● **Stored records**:
* * * * * * * * *

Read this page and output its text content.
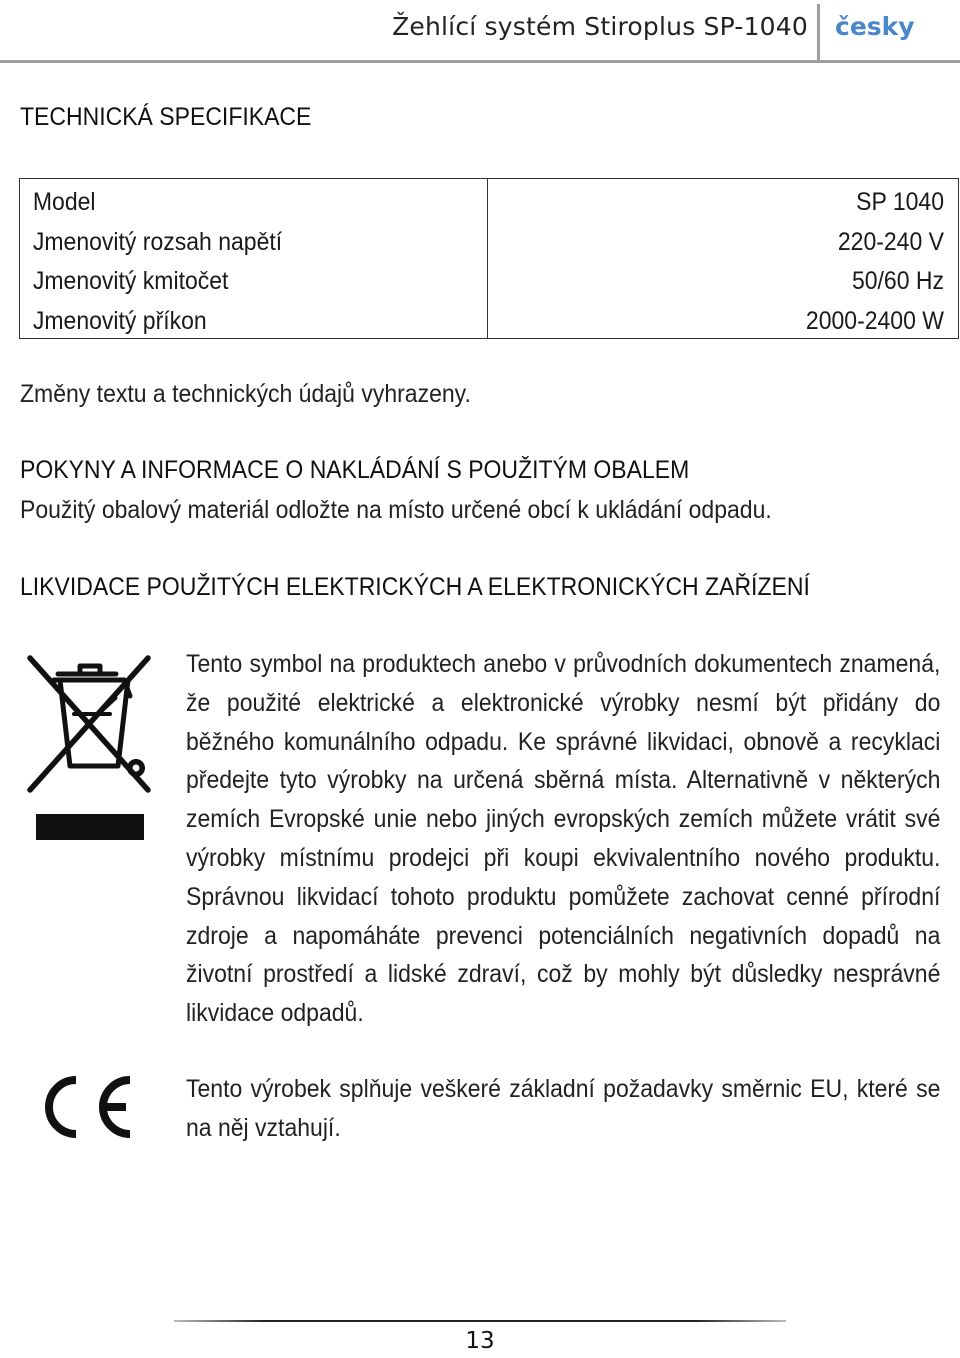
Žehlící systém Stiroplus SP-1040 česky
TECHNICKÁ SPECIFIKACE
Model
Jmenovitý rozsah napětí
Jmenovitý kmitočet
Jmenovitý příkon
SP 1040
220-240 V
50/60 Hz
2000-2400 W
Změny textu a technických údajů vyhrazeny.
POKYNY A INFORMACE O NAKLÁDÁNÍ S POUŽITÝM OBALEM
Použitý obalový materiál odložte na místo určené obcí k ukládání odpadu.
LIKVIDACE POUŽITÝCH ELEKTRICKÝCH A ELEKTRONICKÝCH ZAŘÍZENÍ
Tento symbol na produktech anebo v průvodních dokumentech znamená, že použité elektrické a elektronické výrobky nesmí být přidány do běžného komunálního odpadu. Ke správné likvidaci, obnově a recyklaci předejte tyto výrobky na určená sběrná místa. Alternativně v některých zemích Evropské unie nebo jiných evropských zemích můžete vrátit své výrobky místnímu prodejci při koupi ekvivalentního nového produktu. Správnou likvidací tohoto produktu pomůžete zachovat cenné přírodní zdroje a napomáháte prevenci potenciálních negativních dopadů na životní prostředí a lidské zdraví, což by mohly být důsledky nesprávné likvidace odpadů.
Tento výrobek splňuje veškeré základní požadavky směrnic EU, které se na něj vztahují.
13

* * * * * * * * *

Restate each entry word for word, leaving out any pictures.

● **Response for this exercise**:
Read this page and output its text content.
Žehlící systém Stiroplus SP-1040 česky
TECHNICKÁ SPECIFIKACE
Model
Jmenovitý rozsah napětí
Jmenovitý kmitočet
Jmenovitý příkon
SP 1040
220-240 V
50/60 Hz
2000-2400 W
Změny textu a technických údajů vyhrazeny.
POKYNY A INFORMACE O NAKLÁDÁNÍ S POUŽITÝM OBALEM
Použitý obalový materiál odložte na místo určené obcí k ukládání odpadu.
LIKVIDACE POUŽITÝCH ELEKTRICKÝCH A ELEKTRONICKÝCH ZAŘÍZENÍ
Tento symbol na produktech anebo v průvodních dokumentech znamená, že použité elektrické a elektronické výrobky nesmí být přidány do běžného komunálního odpadu. Ke správné likvidaci, obnově a recyklaci předejte tyto výrobky na určená sběrná místa. Alternativně v některých zemích Evropské unie nebo jiných evropských zemích můžete vrátit své výrobky místnímu prodejci při koupi ekvivalentního nového produktu. Správnou likvidací tohoto produktu pomůžete zachovat cenné přírodní zdroje a napomáháte prevenci potenciálních negativních dopadů na životní prostředí a lidské zdraví, což by mohly být důsledky nesprávné likvidace odpadů.
Tento výrobek splňuje veškeré základní požadavky směrnic EU, které se na něj vztahují.
13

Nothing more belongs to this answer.